:: Provided records ::
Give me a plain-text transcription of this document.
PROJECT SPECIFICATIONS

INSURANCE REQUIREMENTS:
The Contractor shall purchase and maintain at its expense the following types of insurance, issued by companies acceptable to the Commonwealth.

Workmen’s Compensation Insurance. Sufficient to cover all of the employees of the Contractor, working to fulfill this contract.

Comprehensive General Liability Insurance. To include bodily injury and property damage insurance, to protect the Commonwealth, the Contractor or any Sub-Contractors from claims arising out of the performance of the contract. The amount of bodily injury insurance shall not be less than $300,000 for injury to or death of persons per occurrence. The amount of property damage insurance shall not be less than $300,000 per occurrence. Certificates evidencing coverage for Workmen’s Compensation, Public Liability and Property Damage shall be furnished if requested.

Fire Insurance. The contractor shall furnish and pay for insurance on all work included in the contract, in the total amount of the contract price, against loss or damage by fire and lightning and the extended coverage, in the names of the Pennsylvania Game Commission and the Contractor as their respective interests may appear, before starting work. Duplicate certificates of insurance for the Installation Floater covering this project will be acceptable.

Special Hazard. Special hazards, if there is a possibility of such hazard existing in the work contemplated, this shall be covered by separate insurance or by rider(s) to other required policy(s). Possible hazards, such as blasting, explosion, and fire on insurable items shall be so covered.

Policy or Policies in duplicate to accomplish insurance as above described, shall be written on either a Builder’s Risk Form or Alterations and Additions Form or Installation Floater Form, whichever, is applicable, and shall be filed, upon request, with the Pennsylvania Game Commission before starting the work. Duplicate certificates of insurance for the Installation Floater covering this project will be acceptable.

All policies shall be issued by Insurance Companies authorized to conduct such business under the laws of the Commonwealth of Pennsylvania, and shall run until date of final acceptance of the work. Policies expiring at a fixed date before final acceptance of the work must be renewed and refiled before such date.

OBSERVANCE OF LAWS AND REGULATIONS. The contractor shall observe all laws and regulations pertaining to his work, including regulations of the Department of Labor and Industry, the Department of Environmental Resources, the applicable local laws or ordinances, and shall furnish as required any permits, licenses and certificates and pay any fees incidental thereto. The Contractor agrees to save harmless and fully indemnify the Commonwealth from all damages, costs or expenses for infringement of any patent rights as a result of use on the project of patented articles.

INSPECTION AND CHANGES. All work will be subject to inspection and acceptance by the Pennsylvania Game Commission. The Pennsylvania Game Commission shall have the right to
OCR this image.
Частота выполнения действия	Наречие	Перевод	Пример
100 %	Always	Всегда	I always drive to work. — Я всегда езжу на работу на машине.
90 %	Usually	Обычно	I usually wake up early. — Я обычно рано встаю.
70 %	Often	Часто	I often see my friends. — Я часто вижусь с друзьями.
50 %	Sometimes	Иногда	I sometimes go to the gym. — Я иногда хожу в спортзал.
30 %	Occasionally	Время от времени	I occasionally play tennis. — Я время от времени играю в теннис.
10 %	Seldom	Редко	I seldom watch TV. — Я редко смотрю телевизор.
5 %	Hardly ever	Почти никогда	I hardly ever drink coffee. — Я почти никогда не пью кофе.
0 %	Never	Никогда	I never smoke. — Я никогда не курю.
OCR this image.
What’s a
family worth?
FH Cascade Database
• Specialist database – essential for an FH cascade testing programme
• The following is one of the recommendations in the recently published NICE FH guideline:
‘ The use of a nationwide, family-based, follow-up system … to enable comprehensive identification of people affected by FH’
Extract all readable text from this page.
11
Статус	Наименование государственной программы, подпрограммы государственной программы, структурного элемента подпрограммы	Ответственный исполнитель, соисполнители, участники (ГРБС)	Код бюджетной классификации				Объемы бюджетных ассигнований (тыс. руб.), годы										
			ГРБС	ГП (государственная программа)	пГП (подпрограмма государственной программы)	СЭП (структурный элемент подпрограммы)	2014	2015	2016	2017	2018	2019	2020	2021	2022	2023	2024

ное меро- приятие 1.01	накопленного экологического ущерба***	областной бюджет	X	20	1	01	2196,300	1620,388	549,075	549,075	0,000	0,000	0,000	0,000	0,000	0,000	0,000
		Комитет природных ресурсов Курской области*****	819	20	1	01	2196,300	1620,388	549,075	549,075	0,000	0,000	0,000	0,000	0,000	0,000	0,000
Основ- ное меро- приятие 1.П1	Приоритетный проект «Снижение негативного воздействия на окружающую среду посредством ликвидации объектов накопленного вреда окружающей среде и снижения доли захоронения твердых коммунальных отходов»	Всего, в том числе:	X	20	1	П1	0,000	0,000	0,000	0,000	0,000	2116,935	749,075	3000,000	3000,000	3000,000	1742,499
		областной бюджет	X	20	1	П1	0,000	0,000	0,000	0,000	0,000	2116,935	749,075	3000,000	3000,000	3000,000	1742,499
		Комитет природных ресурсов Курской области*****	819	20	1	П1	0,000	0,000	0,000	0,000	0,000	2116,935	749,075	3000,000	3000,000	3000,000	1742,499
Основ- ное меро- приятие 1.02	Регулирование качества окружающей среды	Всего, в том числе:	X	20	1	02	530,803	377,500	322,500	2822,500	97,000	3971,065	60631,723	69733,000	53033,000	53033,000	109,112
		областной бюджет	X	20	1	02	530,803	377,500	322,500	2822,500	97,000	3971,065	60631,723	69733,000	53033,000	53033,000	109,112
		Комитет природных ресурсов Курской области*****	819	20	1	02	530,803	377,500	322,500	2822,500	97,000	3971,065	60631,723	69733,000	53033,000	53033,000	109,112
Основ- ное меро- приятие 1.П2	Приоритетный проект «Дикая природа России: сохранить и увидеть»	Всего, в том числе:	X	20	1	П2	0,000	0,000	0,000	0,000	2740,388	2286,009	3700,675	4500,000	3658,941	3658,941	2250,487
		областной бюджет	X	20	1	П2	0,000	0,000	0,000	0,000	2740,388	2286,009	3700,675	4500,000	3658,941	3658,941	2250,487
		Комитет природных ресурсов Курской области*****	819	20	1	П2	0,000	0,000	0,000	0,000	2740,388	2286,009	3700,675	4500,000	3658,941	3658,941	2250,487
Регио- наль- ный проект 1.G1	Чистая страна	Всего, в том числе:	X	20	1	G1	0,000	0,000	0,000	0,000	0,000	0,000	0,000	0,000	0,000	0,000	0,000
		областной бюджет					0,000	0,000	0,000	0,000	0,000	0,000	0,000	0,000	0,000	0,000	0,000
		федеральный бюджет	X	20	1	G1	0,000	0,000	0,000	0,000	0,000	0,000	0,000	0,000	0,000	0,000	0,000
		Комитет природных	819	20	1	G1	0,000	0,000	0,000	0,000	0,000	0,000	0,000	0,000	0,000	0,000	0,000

:: Written problem ::
Using the entries above, return each line in which the word "областной" occurs.

:: Response to this exercise ::
ное меро- приятие 1.01	накопленного экологического ущерба***	областной бюджет	X	20	1	01	2196,300	1620,388	549,075	549,075	0,000	0,000	0,000	0,000	0,000	0,000	0,000
		областной бюджет	X	20	1	П1	0,000	0,000	0,000	0,000	0,000	2116,935	749,075	3000,000	3000,000	3000,000	1742,499
		областной бюджет	X	20	1	02	530,803	377,500	322,500	2822,500	97,000	3971,065	60631,723	69733,000	53033,000	53033,000	109,112
		областной бюджет	X	20	1	П2	0,000	0,000	0,000	0,000	2740,388	2286,009	3700,675	4500,000	3658,941	3658,941	2250,487
		областной бюджет					0,000	0,000	0,000	0,000	0,000	0,000	0,000	0,000	0,000	0,000	0,000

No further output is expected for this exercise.